_REQUEST_
Reproduce every entry below precisely. Pictures are excluded from the copy.

:: THE DATA

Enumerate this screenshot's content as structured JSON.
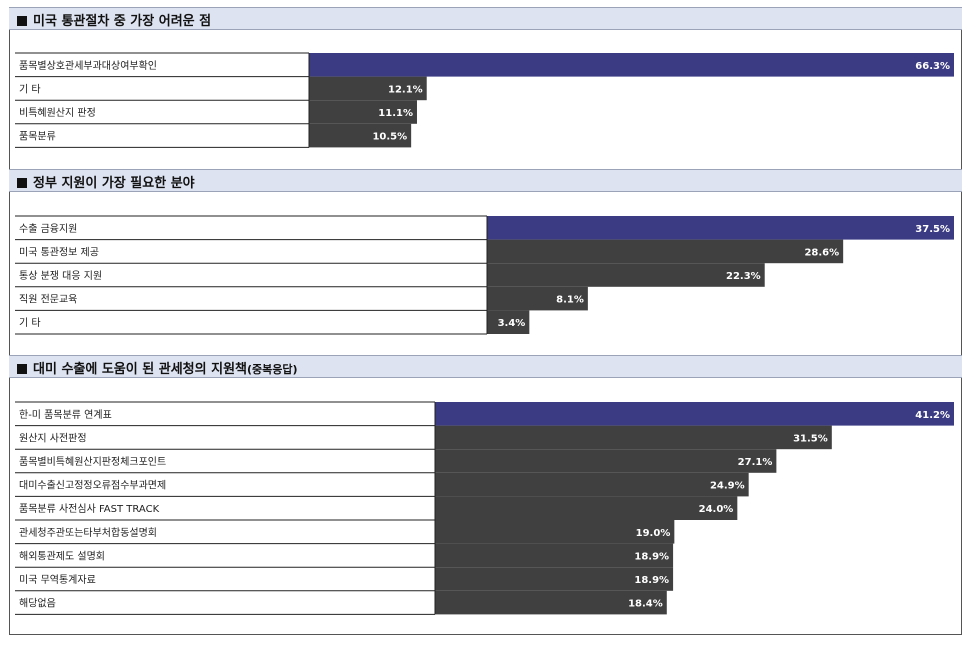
{
  "colors": {
    "highlight": "#3b3b84",
    "bar": "#404040",
    "header_bg": "#dde3f1"
  },
  "chart_data": [
    {
      "type": "bar",
      "orientation": "horizontal",
      "title": "미국 통관절차 중 가장 어려운 점",
      "subtitle": "",
      "categories": [
        "품목별상호관세부과대상여부확인",
        "기 타",
        "비특혜원산지 판정",
        "품목분류"
      ],
      "values": [
        66.3,
        12.1,
        11.1,
        10.5
      ],
      "value_labels": [
        "66.3%",
        "12.1%",
        "11.1%",
        "10.5%"
      ],
      "highlight_index": 0
    },
    {
      "type": "bar",
      "orientation": "horizontal",
      "title": "정부 지원이 가장 필요한 분야",
      "subtitle": "",
      "categories": [
        "수출 금융지원",
        "미국 통관정보 제공",
        "통상 분쟁 대응 지원",
        "직원 전문교육",
        "기 타"
      ],
      "values": [
        37.5,
        28.6,
        22.3,
        8.1,
        3.4
      ],
      "value_labels": [
        "37.5%",
        "28.6%",
        "22.3%",
        "8.1%",
        "3.4%"
      ],
      "highlight_index": 0
    },
    {
      "type": "bar",
      "orientation": "horizontal",
      "title": "대미 수출에 도움이 된 관세청의 지원책",
      "subtitle": "(중복응답)",
      "categories": [
        "한-미 품목분류 연계표",
        "원산지 사전판정",
        "품목별비특혜원산지판정체크포인트",
        "대미수출신고정정오류점수부과면제",
        "품목분류 사전심사 FAST TRACK",
        "관세청주관또는타부처합동설명회",
        "해외통관제도 설명회",
        "미국 무역통계자료",
        "해당없음"
      ],
      "values": [
        41.2,
        31.5,
        27.1,
        24.9,
        24.0,
        19.0,
        18.9,
        18.9,
        18.4
      ],
      "value_labels": [
        "41.2%",
        "31.5%",
        "27.1%",
        "24.9%",
        "24.0%",
        "19.0%",
        "18.9%",
        "18.9%",
        "18.4%"
      ],
      "highlight_index": 0
    }
  ]
}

::::

_CORRECT RESPONSE_
Enumerate this screenshot's content as structured JSON.
{
  "colors": {
    "highlight": "#3b3b84",
    "bar": "#404040",
    "header_bg": "#dde3f1"
  },
  "chart_data": [
    {
      "type": "bar",
      "orientation": "horizontal",
      "title": "미국 통관절차 중 가장 어려운 점",
      "subtitle": "",
      "categories": [
        "품목별상호관세부과대상여부확인",
        "기 타",
        "비특혜원산지 판정",
        "품목분류"
      ],
      "values": [
        66.3,
        12.1,
        11.1,
        10.5
      ],
      "value_labels": [
        "66.3%",
        "12.1%",
        "11.1%",
        "10.5%"
      ],
      "highlight_index": 0
    },
    {
      "type": "bar",
      "orientation": "horizontal",
      "title": "정부 지원이 가장 필요한 분야",
      "subtitle": "",
      "categories": [
        "수출 금융지원",
        "미국 통관정보 제공",
        "통상 분쟁 대응 지원",
        "직원 전문교육",
        "기 타"
      ],
      "values": [
        37.5,
        28.6,
        22.3,
        8.1,
        3.4
      ],
      "value_labels": [
        "37.5%",
        "28.6%",
        "22.3%",
        "8.1%",
        "3.4%"
      ],
      "highlight_index": 0
    },
    {
      "type": "bar",
      "orientation": "horizontal",
      "title": "대미 수출에 도움이 된 관세청의 지원책",
      "subtitle": "(중복응답)",
      "categories": [
        "한-미 품목분류 연계표",
        "원산지 사전판정",
        "품목별비특혜원산지판정체크포인트",
        "대미수출신고정정오류점수부과면제",
        "품목분류 사전심사 FAST TRACK",
        "관세청주관또는타부처합동설명회",
        "해외통관제도 설명회",
        "미국 무역통계자료",
        "해당없음"
      ],
      "values": [
        41.2,
        31.5,
        27.1,
        24.9,
        24.0,
        19.0,
        18.9,
        18.9,
        18.4
      ],
      "value_labels": [
        "41.2%",
        "31.5%",
        "27.1%",
        "24.9%",
        "24.0%",
        "19.0%",
        "18.9%",
        "18.9%",
        "18.4%"
      ],
      "highlight_index": 0
    }
  ]
}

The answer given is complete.